== WHAT YOU NEED TO DO ==
**A)** Translate this sentence from the summary on null controllability of degenerate parabolic equations into Spanish: "The original degenerate system reaches the zero state in finite time under suitable controls."
**B)** Carry the summary on null controllability of degenerate parabolic equations forward from its last sentence.

---- GIVEN PASSAGE

A multi-dimensional degenerate parabolic equation remains null controllable from any control region that avoids its interior degenerate point.

A machine-rendered reading of the paper's core claim, the machinery that carries it, and where it could break.

The paper establishes that a parabolic equation whose diffusion coefficient vanishes at an interior point can still be driven exactly to zero in finite time. It achieves this by replacing the original degenerate equation with a sequence of uniformly elliptic approximations. Carleman estimates are derived for the approximations to produce an observability inequality that passes to the limit and yields the controllability result. This matters for models of diffusion in inhomogeneous media where degeneracy occurs at isolated locations, because it shows that steering remains possible without placing controls directly at the singular point.

Core claim

We prove null controllability of the multi-dimensional degenerate parabolic equation with an interior degenerate point. The control domain is an arbitrary inner region that excludes the degenerate point. The proof proceeds by approximating the degenerate PDE with a series of uniformly elliptic PDEs of limited regularity, deriving Carleman estimates for these approximate equations, establishing the corresponding observability inequality, and thereby showing that the state can be steered to zero at any final time.

What carries the argument

The approximation of the degenerate PDE by a sequence of uniformly elliptic PDEs of limited regularity, which permits derivation of Carleman estimates and an observability inequality that transfers to the original system.

If this is right

The original degenerate system reaches the zero state in finite time under suitable controls.
The result holds in any dimension and for any control support that excludes the degenerate point.
The same approximation technique yields null controllability for this class of interior-degenerate parabolic equations.

--------
---- DATASET ROWS

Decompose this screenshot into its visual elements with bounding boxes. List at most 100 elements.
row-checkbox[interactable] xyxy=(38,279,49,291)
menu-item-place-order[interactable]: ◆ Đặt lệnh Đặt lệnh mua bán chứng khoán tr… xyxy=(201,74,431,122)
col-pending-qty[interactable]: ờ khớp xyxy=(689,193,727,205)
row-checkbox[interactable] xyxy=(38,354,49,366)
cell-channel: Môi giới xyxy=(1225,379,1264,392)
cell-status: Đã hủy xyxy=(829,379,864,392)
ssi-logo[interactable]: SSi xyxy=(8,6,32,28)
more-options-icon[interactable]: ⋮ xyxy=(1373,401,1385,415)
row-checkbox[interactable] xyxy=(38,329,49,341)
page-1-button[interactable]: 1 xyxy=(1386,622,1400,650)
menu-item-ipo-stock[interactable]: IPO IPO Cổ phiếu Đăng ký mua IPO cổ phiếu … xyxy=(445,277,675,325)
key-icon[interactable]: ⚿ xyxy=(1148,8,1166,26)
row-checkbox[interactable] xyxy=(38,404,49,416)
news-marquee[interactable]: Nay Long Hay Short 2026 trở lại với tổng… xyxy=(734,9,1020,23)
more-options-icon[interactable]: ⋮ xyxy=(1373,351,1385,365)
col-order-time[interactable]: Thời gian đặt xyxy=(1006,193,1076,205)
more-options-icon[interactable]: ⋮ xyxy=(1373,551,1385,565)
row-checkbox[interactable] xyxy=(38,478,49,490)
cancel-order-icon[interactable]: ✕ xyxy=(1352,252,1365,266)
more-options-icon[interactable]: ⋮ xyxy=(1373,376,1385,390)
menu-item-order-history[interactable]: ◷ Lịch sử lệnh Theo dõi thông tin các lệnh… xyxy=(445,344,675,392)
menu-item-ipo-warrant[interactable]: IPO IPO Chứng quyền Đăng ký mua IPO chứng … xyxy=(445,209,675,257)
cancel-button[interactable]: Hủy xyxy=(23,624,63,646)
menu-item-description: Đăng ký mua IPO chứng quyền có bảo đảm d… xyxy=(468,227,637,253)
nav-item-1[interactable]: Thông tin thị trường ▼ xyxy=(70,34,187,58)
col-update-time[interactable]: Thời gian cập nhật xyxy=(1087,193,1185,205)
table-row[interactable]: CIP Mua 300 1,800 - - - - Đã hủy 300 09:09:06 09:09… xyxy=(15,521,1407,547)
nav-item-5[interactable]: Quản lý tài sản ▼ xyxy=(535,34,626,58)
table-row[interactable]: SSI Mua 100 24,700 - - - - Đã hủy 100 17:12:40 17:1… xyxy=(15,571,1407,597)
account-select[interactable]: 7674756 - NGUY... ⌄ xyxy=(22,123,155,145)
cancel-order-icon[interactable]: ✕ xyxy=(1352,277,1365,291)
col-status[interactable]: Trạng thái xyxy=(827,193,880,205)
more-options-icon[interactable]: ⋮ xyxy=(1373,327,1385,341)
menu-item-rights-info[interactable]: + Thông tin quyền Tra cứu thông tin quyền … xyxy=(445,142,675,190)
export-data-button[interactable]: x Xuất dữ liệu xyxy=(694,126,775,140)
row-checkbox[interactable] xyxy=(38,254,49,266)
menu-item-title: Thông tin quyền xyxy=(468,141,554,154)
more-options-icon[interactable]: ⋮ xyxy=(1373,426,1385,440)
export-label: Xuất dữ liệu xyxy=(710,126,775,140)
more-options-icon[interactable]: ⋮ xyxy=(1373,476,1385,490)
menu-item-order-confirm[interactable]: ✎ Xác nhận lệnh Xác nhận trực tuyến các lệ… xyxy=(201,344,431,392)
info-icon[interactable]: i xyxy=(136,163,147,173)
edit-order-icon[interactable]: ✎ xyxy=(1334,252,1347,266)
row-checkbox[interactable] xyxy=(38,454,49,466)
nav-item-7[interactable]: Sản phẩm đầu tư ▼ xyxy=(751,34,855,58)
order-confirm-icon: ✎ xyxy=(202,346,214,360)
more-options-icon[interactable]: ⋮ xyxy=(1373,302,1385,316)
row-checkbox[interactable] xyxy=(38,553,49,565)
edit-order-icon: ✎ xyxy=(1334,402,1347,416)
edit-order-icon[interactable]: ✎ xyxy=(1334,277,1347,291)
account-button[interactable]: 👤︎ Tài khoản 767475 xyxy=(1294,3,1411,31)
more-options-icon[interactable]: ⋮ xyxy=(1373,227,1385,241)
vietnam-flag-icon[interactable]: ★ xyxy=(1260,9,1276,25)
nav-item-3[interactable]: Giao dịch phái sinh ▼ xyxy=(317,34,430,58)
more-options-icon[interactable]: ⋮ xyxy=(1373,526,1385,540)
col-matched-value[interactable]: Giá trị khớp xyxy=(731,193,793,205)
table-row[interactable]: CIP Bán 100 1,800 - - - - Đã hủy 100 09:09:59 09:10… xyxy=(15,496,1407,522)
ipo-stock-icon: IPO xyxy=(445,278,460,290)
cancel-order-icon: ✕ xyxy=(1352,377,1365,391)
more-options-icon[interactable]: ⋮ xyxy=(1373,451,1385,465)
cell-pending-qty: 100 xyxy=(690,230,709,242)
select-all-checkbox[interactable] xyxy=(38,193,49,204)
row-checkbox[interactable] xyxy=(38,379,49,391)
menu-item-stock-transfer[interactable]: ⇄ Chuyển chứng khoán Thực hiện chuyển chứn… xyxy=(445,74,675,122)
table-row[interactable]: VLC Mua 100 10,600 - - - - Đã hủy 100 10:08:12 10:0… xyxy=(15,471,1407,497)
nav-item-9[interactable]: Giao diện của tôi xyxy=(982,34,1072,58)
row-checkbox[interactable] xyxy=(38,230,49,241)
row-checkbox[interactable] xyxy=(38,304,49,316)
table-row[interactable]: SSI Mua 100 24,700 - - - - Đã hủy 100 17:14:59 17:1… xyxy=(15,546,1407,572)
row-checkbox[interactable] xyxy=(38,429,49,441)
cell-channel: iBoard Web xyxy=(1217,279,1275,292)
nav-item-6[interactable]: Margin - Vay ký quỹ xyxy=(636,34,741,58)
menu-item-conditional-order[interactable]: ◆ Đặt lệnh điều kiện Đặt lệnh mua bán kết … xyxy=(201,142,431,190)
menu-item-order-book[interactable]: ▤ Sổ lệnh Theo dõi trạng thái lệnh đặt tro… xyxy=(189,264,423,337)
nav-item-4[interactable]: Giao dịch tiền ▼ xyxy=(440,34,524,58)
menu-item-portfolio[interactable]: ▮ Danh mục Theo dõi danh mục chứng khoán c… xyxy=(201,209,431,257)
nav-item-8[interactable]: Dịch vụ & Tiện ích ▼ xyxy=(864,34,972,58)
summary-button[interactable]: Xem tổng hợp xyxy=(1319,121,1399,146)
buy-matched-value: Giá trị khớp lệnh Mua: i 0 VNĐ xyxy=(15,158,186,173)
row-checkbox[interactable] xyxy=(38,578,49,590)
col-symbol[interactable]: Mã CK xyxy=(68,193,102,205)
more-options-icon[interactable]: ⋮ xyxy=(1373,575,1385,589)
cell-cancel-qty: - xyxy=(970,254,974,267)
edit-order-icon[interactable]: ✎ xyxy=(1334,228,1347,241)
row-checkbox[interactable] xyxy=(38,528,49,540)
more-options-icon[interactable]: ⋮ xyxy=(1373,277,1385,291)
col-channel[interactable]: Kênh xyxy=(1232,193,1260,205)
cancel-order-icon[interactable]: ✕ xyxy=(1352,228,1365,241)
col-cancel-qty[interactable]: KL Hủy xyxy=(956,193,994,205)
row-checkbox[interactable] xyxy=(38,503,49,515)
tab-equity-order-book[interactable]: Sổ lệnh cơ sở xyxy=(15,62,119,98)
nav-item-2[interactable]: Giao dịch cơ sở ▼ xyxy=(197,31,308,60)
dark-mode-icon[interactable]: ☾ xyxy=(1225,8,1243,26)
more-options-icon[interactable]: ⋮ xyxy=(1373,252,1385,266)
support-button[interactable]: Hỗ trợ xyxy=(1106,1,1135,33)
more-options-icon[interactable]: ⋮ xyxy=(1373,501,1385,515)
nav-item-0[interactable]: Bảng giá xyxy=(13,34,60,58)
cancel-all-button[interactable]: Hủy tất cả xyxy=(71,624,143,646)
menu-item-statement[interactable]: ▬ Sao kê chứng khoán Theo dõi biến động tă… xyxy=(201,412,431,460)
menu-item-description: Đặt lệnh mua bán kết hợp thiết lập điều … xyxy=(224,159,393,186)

--------

== EXERCISE RESPONSES ==
**A)** El sistema degenerado original alcanza el estado cero en tiempo finito bajo controles adecuados.

**B)**
Observability inequalities obtained from the elliptic approximations are sufficient to guarantee controllability of the degenerate limit equation.

Where Pith is reading between the lines

These are editorial extensions of the paper, not claims the author makes directly.

The approximation strategy may extend to equations with degeneracy along lower-dimensional sets rather than isolated points.
Numerical schemes that regularize the coefficient could be used to compute explicit controls for such degenerate systems.
The result indicates that standard Carleman-based controllability theory for nondegenerate equations can be recovered in the limit for this interior-degeneracy class.
It would be natural to test whether the same method works when the control region touches the boundary of the domain.

Load-bearing premise

The sequence of uniformly elliptic approximations preserves the controllability properties of the original degenerate equation despite their limited regularity.

What would settle it

For a concrete two-dimensional example with degeneracy at the origin and control supported in a subdomain separated from the origin, compute the observability constant for the sequence of approximations; if the constant blows up as the approximation parameter tends to zero, the passage to the limit fails and the controllability claim is false.

read the original abstract

In this study, we study the null controllability of a multi-dimensional degenerate parabolic equation characterized by a degenerate interior point. The control domain, which is an arbitrary inner region, does not encompass the degenerate point. To tackle this problem, we adopt a new approximation methodology. Specifically, we approximate the degenerate partial differential equations (PDEs) with a series of uniformly elliptic PDEs, notwithstanding their limited regularity. We then derive the Carleman estimate for these approximate uniformly parabolic equations and establish the observability inequality, which ultimately paves the way for demonstrating the null controllability of the system.

Editorial analysis

A structured set of objections, weighed in public.

Desk editor's note, referee report, simulated authors' rebuttal, and a circularity audit. Tearing a paper down is the easy half of reading it; the pith above is the substance, this is the friction.

Desk Editor's Note private letter to a colleague

The paper gets null controllability for a multi-D degenerate parabolic equation with an interior degeneracy point outside the control domain by approximating with regular elliptic equations and passing Carleman estimates to the limit, but the uniformity of those estimates is the key open question.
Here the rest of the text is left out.